= Exercise details =
Copy out the listing in full, exactly as written, but not its pictures.

★ ★ ★ ★

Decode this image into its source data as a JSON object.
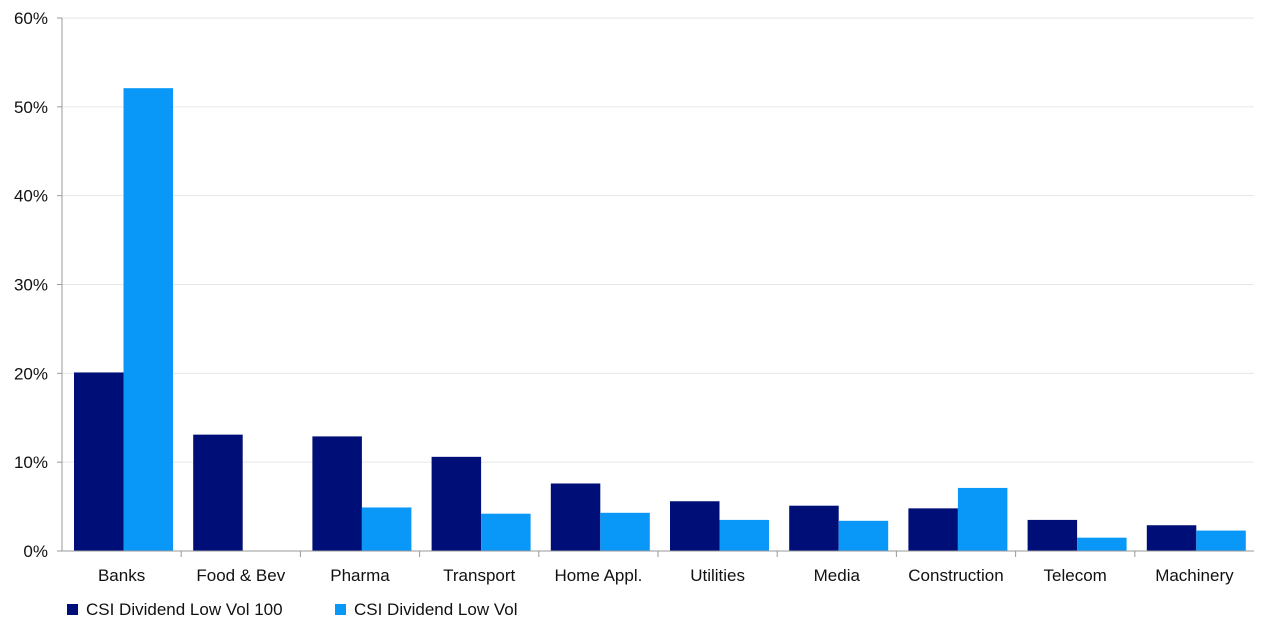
{
  "chart_data": {
    "type": "bar",
    "title": "",
    "xlabel": "",
    "ylabel": "",
    "ylim": [
      0,
      60
    ],
    "yticks": [
      0,
      10,
      20,
      30,
      40,
      50,
      60
    ],
    "ytick_labels": [
      "0%",
      "10%",
      "20%",
      "30%",
      "40%",
      "50%",
      "60%"
    ],
    "categories": [
      "Banks",
      "Food & Bev",
      "Pharma",
      "Transport",
      "Home Appl.",
      "Utilities",
      "Media",
      "Construction",
      "Telecom",
      "Machinery"
    ],
    "series": [
      {
        "name": "CSI Dividend Low Vol 100",
        "color": "#000F78",
        "values": [
          20.1,
          13.1,
          12.9,
          10.6,
          7.6,
          5.6,
          5.1,
          4.8,
          3.5,
          2.9
        ]
      },
      {
        "name": "CSI Dividend Low Vol",
        "color": "#0A98F8",
        "values": [
          52.1,
          0,
          4.9,
          4.2,
          4.3,
          3.5,
          3.4,
          7.1,
          1.5,
          2.3
        ]
      }
    ],
    "grid": true,
    "legend": "bottom-left"
  }
}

★ ★ ★ ★

= Result of this exercise =
Decode this image into its source data as a JSON object.
{
  "chart_data": {
    "type": "bar",
    "title": "",
    "xlabel": "",
    "ylabel": "",
    "ylim": [
      0,
      60
    ],
    "yticks": [
      0,
      10,
      20,
      30,
      40,
      50,
      60
    ],
    "ytick_labels": [
      "0%",
      "10%",
      "20%",
      "30%",
      "40%",
      "50%",
      "60%"
    ],
    "categories": [
      "Banks",
      "Food & Bev",
      "Pharma",
      "Transport",
      "Home Appl.",
      "Utilities",
      "Media",
      "Construction",
      "Telecom",
      "Machinery"
    ],
    "series": [
      {
        "name": "CSI Dividend Low Vol 100",
        "color": "#000F78",
        "values": [
          20.1,
          13.1,
          12.9,
          10.6,
          7.6,
          5.6,
          5.1,
          4.8,
          3.5,
          2.9
        ]
      },
      {
        "name": "CSI Dividend Low Vol",
        "color": "#0A98F8",
        "values": [
          52.1,
          0,
          4.9,
          4.2,
          4.3,
          3.5,
          3.4,
          7.1,
          1.5,
          2.3
        ]
      }
    ],
    "grid": true,
    "legend": "bottom-left"
  }
}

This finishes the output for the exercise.